• _Podany fragment_:
■ ■ ■ ■ ■ ■ ■
Zapisz sie do newslettera PETA i pomagaj zwierzetom wysylajac email!
https://www.peta.org/about-peta/learn-a ... -to-enews/

pibon

 
Posty: 4232
Od: Pon lip 09, 2012 10:26

Post » Śro paź 27, 2021 22:43 Re: Moje koty Sabcia Usia Calinka Mini i Kitka. Kitek [*]

pibon pisze:O to ciesze sie bardzo z tych pieknych qpek Zuniu! Tak trzymaj!
Udalo sie przeprowadzic wszystkie kotki z wyjatkiem Tedziulka, tego starszego. Przeprowadzka wydluzyla sie o 2 dni, poniewaz nie dalo sie zlapac wszystkich kotkow na raz i trzeba bylo przewozic partiami. Koty byly w najwyzszym stopniu zestresowane. Najbardziej same wzajemnie sie nakrecaly i straszyly dzikimi rykami i panicznym szamotaniem sie w transporterach. Kotki wolnozyjace dosc latwo daly sie zlapac recznie i wlozyc do transporterkow. Za to moje koty domowe, Heidi i jej gromada - wpadly w paniczny strach i mocno mnie pokiereszowaly przy wkladaniu do transporterow. Mam szczescie, ze nie wydrapaly mi oczu. Mam teraz niestety grube blizny. Najgorsze te na nadgarstku bo wygladaja jak po probie samobojczej.
Nie obylo sie tez bez mrozacego krew incydentu, przy wynoszeniu pierwszej partii transporterkow do auta Miki tak szamotal sie dziko wewnatrz ze transporter sie rozlecial i Miki uciekl. Na szczescie wbiegl do domu przez otwarte drzwi, ufff. To bylo straszne.
Dwa kocury - Szarlot i Dzordzi - nie daly sie wlozyc do transporterow. Musialam pozyczyc kennel od fundacji i w nim je przewiezc. Fundacja pozyczyla mi tez 5 transporterkow.
■ ■ ■ ■ ■ ■ ■
• _Zapisane wpisy_:
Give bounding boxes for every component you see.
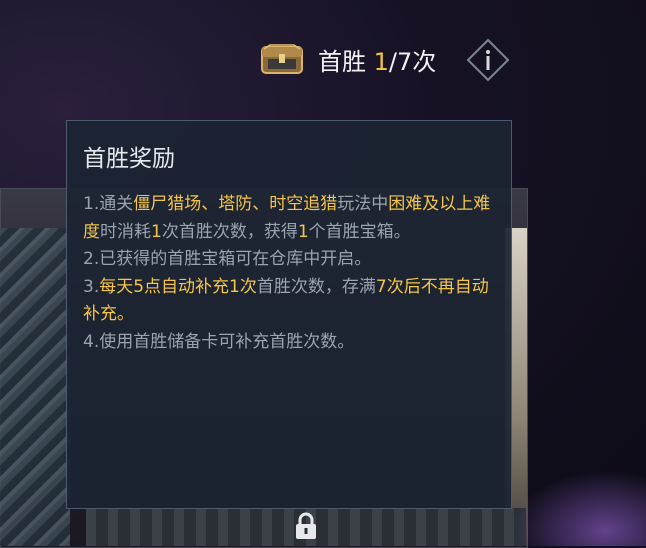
tooltip-title: 首胜奖励 [83, 146, 175, 172]
rule-text-segment: 4.使用首胜储备卡可补充首胜次数。 [83, 331, 355, 352]
tooltip-rule-3: 3.每天5点自动补充1次首胜次数，存满7次后不再自动补充。 [83, 274, 499, 329]
first-win-total: /7次 [388, 47, 437, 76]
first-win-count-text: 首胜 1/7次 [318, 42, 436, 77]
tooltip-rule-1: 1.通关僵尸猎场、塔防、时空追猎玩法中困难及以上难度时消耗1次首胜次数，获得1个… [83, 191, 499, 246]
rule-text-segment: 个首胜宝箱。 [308, 221, 411, 242]
background-art-mech [0, 228, 70, 546]
chest-icon [261, 44, 303, 74]
rule-text-segment: 首胜次数，存满 [256, 276, 376, 297]
rule-text-segment: 每天5点自动补充1次 [99, 276, 257, 297]
rule-text-segment: 时消耗 [100, 221, 151, 242]
tooltip-rule-4: 4.使用首胜储备卡可补充首胜次数。 [83, 329, 499, 357]
tooltip-rules: 1.通关僵尸猎场、塔防、时空追猎玩法中困难及以上难度时消耗1次首胜次数，获得1个… [83, 191, 499, 356]
first-win-label: 首胜 [318, 47, 366, 76]
rule-text-segment: 次首胜次数，获得 [161, 221, 298, 242]
rule-text-segment: 僵尸猎场、塔防、时空追猎 [133, 194, 338, 214]
info-icon[interactable] [466, 38, 510, 82]
first-win-reward-tooltip: 首胜奖励 1.通关僵尸猎场、塔防、时空追猎玩法中困难及以上难度时消耗1次首胜次数… [66, 120, 512, 509]
first-win-current: 1 [373, 47, 389, 76]
rule-text-segment: 2.已获得的首胜宝箱可在仓库中开启。 [83, 249, 372, 269]
background-glow [510, 470, 646, 546]
rule-text-segment: 3. [83, 276, 100, 297]
rule-text-segment: 1.通关 [83, 194, 134, 214]
rule-text-segment: 1 [151, 221, 162, 242]
rule-text-segment: 1 [297, 221, 309, 242]
tooltip-rule-2: 2.已获得的首胜宝箱可在仓库中开启。 [83, 246, 499, 274]
lock-icon [296, 512, 316, 539]
rule-text-segment: 玩法中 [337, 194, 389, 214]
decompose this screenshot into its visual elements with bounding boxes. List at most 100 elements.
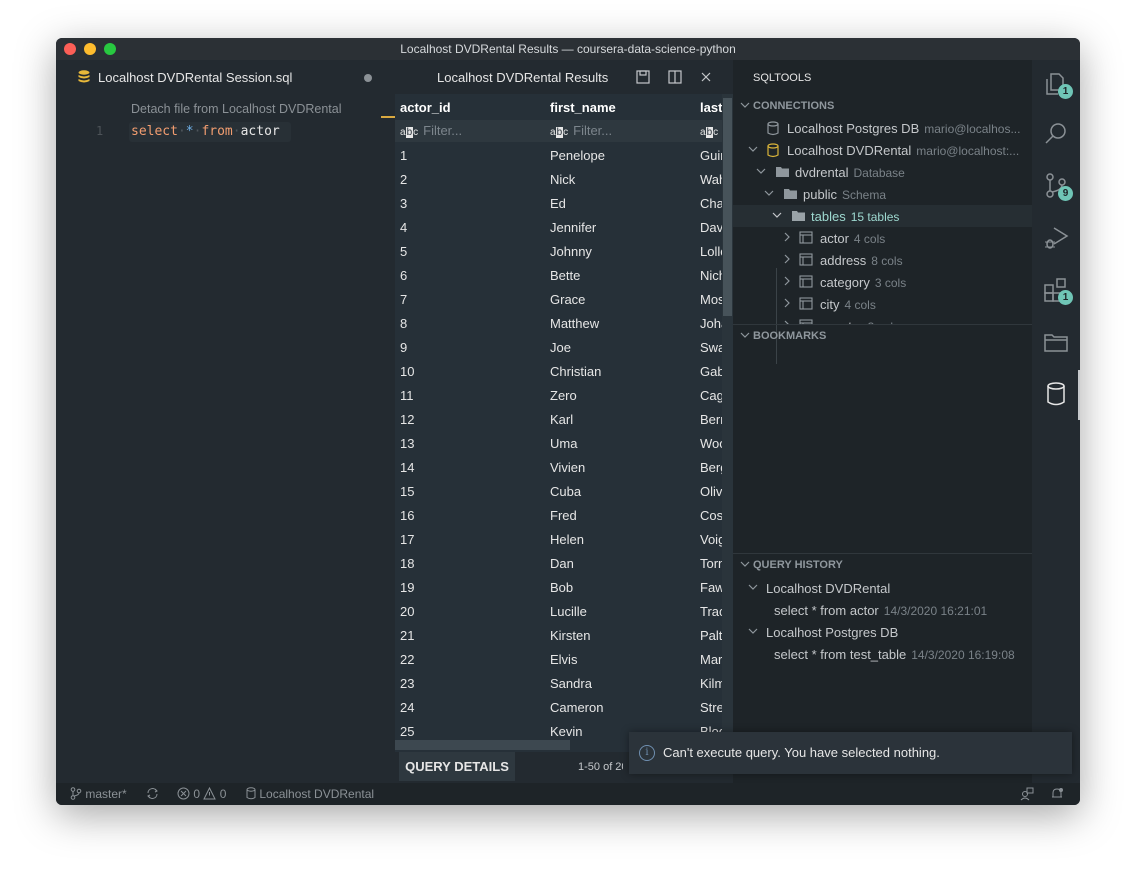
table-cell-first-name[interactable]: Zero bbox=[550, 388, 577, 403]
table-row[interactable]: 22 Elvis Marx bbox=[395, 648, 722, 672]
table-cell-actor-id[interactable]: 7 bbox=[400, 292, 407, 307]
table-row[interactable]: 6 Bette Nicholson bbox=[395, 264, 722, 288]
table-row[interactable]: 13 Uma Wood bbox=[395, 432, 722, 456]
table-cell-actor-id[interactable]: 9 bbox=[400, 340, 407, 355]
table-cell-last-name[interactable]: Kilmer bbox=[700, 676, 722, 691]
vertical-scroll-thumb[interactable] bbox=[723, 98, 732, 316]
table-cell-actor-id[interactable]: 4 bbox=[400, 220, 407, 235]
table-cell-last-name[interactable]: Cage bbox=[700, 388, 722, 403]
table-cell-actor-id[interactable]: 21 bbox=[400, 628, 414, 643]
table-cell-actor-id[interactable]: 3 bbox=[400, 196, 407, 211]
results-tab-title[interactable]: Localhost DVDRental Results bbox=[437, 70, 608, 85]
connections-section-header[interactable]: CONNECTIONS bbox=[733, 96, 1032, 116]
table-cell-actor-id[interactable]: 1 bbox=[400, 148, 407, 163]
tree-item-table[interactable]: city 4 cols bbox=[733, 293, 1032, 315]
table-cell-first-name[interactable]: Dan bbox=[550, 556, 574, 571]
table-cell-actor-id[interactable]: 16 bbox=[400, 508, 414, 523]
table-cell-first-name[interactable]: Uma bbox=[550, 436, 577, 451]
activity-folder[interactable] bbox=[1042, 328, 1070, 356]
table-row[interactable]: 1 Penelope Guiness bbox=[395, 144, 722, 168]
table-cell-first-name[interactable]: Jennifer bbox=[550, 220, 596, 235]
table-cell-last-name[interactable]: Mostel bbox=[700, 292, 722, 307]
unsaved-dot-icon[interactable] bbox=[364, 74, 372, 82]
table-cell-actor-id[interactable]: 20 bbox=[400, 604, 414, 619]
history-connection-postgres[interactable]: Localhost Postgres DB bbox=[733, 621, 1032, 643]
filter-input-first-name[interactable]: abc Filter... bbox=[550, 123, 612, 138]
tree-item-table[interactable]: address 8 cols bbox=[733, 249, 1032, 271]
table-cell-actor-id[interactable]: 5 bbox=[400, 244, 407, 259]
table-cell-first-name[interactable]: Matthew bbox=[550, 316, 599, 331]
query-details-button[interactable]: QUERY DETAILS bbox=[399, 752, 515, 781]
table-cell-last-name[interactable]: Tracy bbox=[700, 604, 722, 619]
table-cell-last-name[interactable]: Davis bbox=[700, 220, 722, 235]
table-row[interactable]: 17 Helen Voight bbox=[395, 528, 722, 552]
table-cell-first-name[interactable]: Cuba bbox=[550, 484, 581, 499]
table-cell-actor-id[interactable]: 25 bbox=[400, 724, 414, 739]
table-row[interactable]: 3 Ed Chase bbox=[395, 192, 722, 216]
table-cell-last-name[interactable]: Torn bbox=[700, 556, 722, 571]
table-cell-actor-id[interactable]: 17 bbox=[400, 532, 414, 547]
connection-item-dvdrental[interactable]: Localhost DVDRental mario@localhost:... bbox=[733, 139, 1032, 161]
table-row[interactable]: 15 Cuba Olivier bbox=[395, 480, 722, 504]
table-row[interactable]: 14 Vivien Bergen bbox=[395, 456, 722, 480]
bookmarks-section-header[interactable]: BOOKMARKS bbox=[733, 326, 1032, 346]
table-cell-actor-id[interactable]: 24 bbox=[400, 700, 414, 715]
column-header-last-name[interactable]: last_name bbox=[700, 100, 722, 115]
history-connection-dvdrental[interactable]: Localhost DVDRental bbox=[733, 577, 1032, 599]
sync-button[interactable] bbox=[146, 787, 159, 801]
table-cell-last-name[interactable]: Chase bbox=[700, 196, 722, 211]
table-row[interactable]: 21 Kirsten Paltrow bbox=[395, 624, 722, 648]
table-cell-last-name[interactable]: Costner bbox=[700, 508, 722, 523]
table-cell-actor-id[interactable]: 2 bbox=[400, 172, 407, 187]
table-row[interactable]: 24 Cameron Streep bbox=[395, 696, 722, 720]
table-cell-last-name[interactable]: Streep bbox=[700, 700, 722, 715]
table-cell-actor-id[interactable]: 6 bbox=[400, 268, 407, 283]
branch-status[interactable]: master* bbox=[70, 787, 127, 801]
detach-file-codelens[interactable]: Detach file from Localhost DVDRental bbox=[131, 102, 342, 116]
table-cell-first-name[interactable]: Grace bbox=[550, 292, 585, 307]
table-cell-last-name[interactable]: Wood bbox=[700, 436, 722, 451]
table-row[interactable]: 2 Nick Wahlberg bbox=[395, 168, 722, 192]
activity-database[interactable] bbox=[1042, 380, 1070, 408]
table-cell-first-name[interactable]: Joe bbox=[550, 340, 571, 355]
filter-input-last-name[interactable]: abcFilter... bbox=[700, 123, 722, 138]
table-cell-first-name[interactable]: Johnny bbox=[550, 244, 592, 259]
horizontal-scrollbar[interactable] bbox=[395, 740, 570, 750]
close-icon[interactable] bbox=[698, 69, 714, 85]
connection-item-postgres[interactable]: Localhost Postgres DB mario@localhos... bbox=[733, 117, 1032, 139]
editor-tab[interactable]: Localhost DVDRental Session.sql bbox=[56, 60, 395, 94]
notifications-button[interactable] bbox=[1050, 787, 1064, 804]
activity-source-control[interactable]: 9 bbox=[1042, 172, 1073, 201]
table-cell-last-name[interactable]: Nicholson bbox=[700, 268, 722, 283]
table-row[interactable]: 23 Sandra Kilmer bbox=[395, 672, 722, 696]
table-cell-last-name[interactable]: Berry bbox=[700, 412, 722, 427]
table-cell-actor-id[interactable]: 13 bbox=[400, 436, 414, 451]
table-cell-first-name[interactable]: Kirsten bbox=[550, 628, 590, 643]
table-row[interactable]: 11 Zero Cage bbox=[395, 384, 722, 408]
table-row[interactable]: 5 Johnny Lollobrigida bbox=[395, 240, 722, 264]
table-cell-actor-id[interactable]: 22 bbox=[400, 652, 414, 667]
history-query-item[interactable]: select * from test_table 14/3/2020 16:19:… bbox=[733, 643, 1032, 665]
table-cell-first-name[interactable]: Nick bbox=[550, 172, 575, 187]
table-cell-actor-id[interactable]: 12 bbox=[400, 412, 414, 427]
code-text[interactable]: select·*·from·actor bbox=[131, 124, 280, 139]
split-editor-icon[interactable] bbox=[667, 69, 683, 85]
table-row[interactable]: 8 Matthew Johansson bbox=[395, 312, 722, 336]
table-cell-first-name[interactable]: Cameron bbox=[550, 700, 603, 715]
filter-input-actor-id[interactable]: abc Filter... bbox=[400, 123, 462, 138]
table-cell-last-name[interactable]: Swank bbox=[700, 340, 722, 355]
table-cell-actor-id[interactable]: 14 bbox=[400, 460, 414, 475]
table-cell-last-name[interactable]: Paltrow bbox=[700, 628, 722, 643]
notification-toast[interactable]: i Can't execute query. You have selected… bbox=[629, 732, 1072, 774]
table-cell-first-name[interactable]: Penelope bbox=[550, 148, 605, 163]
table-cell-actor-id[interactable]: 11 bbox=[400, 388, 414, 403]
tree-item-tables[interactable]: tables 15 tables bbox=[733, 205, 1032, 227]
tree-item-database[interactable]: dvdrental Database bbox=[733, 161, 1032, 183]
activity-explorer[interactable]: 1 bbox=[1042, 70, 1073, 99]
table-cell-last-name[interactable]: Voight bbox=[700, 532, 722, 547]
save-icon[interactable] bbox=[635, 69, 651, 85]
tree-item-table[interactable]: actor 4 cols bbox=[733, 227, 1032, 249]
table-cell-first-name[interactable]: Ed bbox=[550, 196, 566, 211]
history-query-item[interactable]: select * from actor 14/3/2020 16:21:01 bbox=[733, 599, 1032, 621]
activity-extensions[interactable]: 1 bbox=[1042, 276, 1073, 305]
■ ■ ■ ■ ■ ■ ■
• _Polecenie 1_: Streść w formie krótkiej listy akapit wpisu o przeprowadzce kotów, który zaczyna się od słów „Udalo sie przeprowadzic wszystkie kotki”. Zachowaj jego główne fakty.
• _Polecenie 2_: Wyjaśnij na podstawie wpisu o przeprowadzce kotów, dlaczego trzeba było pożyczyć kennel od fundacji.
• _Polecenie 3_: Dopisz dalszy ciąg wpisu o przeprowadzce kotów, zaczynając po zdaniu o pięciu transporterkach pożyczonych od fundacji.

• _Odpowiedź 1_:
- Przeprowadzono wszystkie koty oprócz starszego Tedziulka.
- Przeprowadzka trwała o 2 dni dłużej, bo kotów nie dało się złapać naraz i trzeba je było przewozić partiami.
- Koty były skrajnie zestresowane i nawzajem się nakręcały rykami oraz szamotaniem w transporterach.
- Koty wolnożyjące dość łatwo dały się złapać ręcznie.
- Koty domowe, Heidi i jej gromada, wpadły w panikę i mocno pokiereszowały autorkę wpisu.
- Zostały grube blizny, najgorsze na nadgarstku.

• _Odpowiedź 2_: Dwa kocury, Szarlot i Dzordzi, nie dały się włożyć do transporterów. Dlatego kennel od fundacji posłużył do ich przewiezienia.

• _Odpowiedź 3_:
Po Tedzia pojechalam 3 dni po przeprowadzce innych kotow. Odleglosc jest spora. Tedzio przyszedl przed normalnym czasem, wygladal dobrze i nie byl wyglodzony. Troszke zjadl puszki ale nie bardzo mu smakowalo wiec pogrzebal w talerzu i poszedl. Ustatlilismy z malzem, ze jesli nie bedzie wyglodzony to nie bedziemy go na sile przesiedlac. Widzielismy ostatnio w poblizu starego miejsca zamieszkania kilka razy koty z nadcietym uszkiem (znak ze wykastrowane) - wobec czego ktos tam sie troszczy i pewno tez karmi. Choc na moje ogloszenia sie nie zglosil, no ale pewno ma i tak obie rece roboty. Wyglada na to, ze Teddy sobie tam poradzi. edit: dodam jeszcze, ze jest to cieply klimat, nie ma u nas nigdy mrozow, flora i fauna bardzo obfite i z tego wzgledu moze niekoniecznie dla Tedzia najlepsza bylaby przeprowadzka i zmuszanie go do stalego kontaktu z czlowiekiem gdy on przez tyle lat przed nami uciekal.
Zastanawialam sie tez, ze czy tym pozostalym wolnozyjacym nie wyswiadczylismy niedzwiedziej przyslugi przesiedlajac je, bo byly bardzo biedne przez pierwszy tydzien siedzac zamkniete w pokoju. Koniecznie chcialy wyjsc, byly bardzo nieszczesliwe, mialy biegunke. Ale teraz jest juz ok i chyba im sie zaczyna podobac i czuja sie dobrze.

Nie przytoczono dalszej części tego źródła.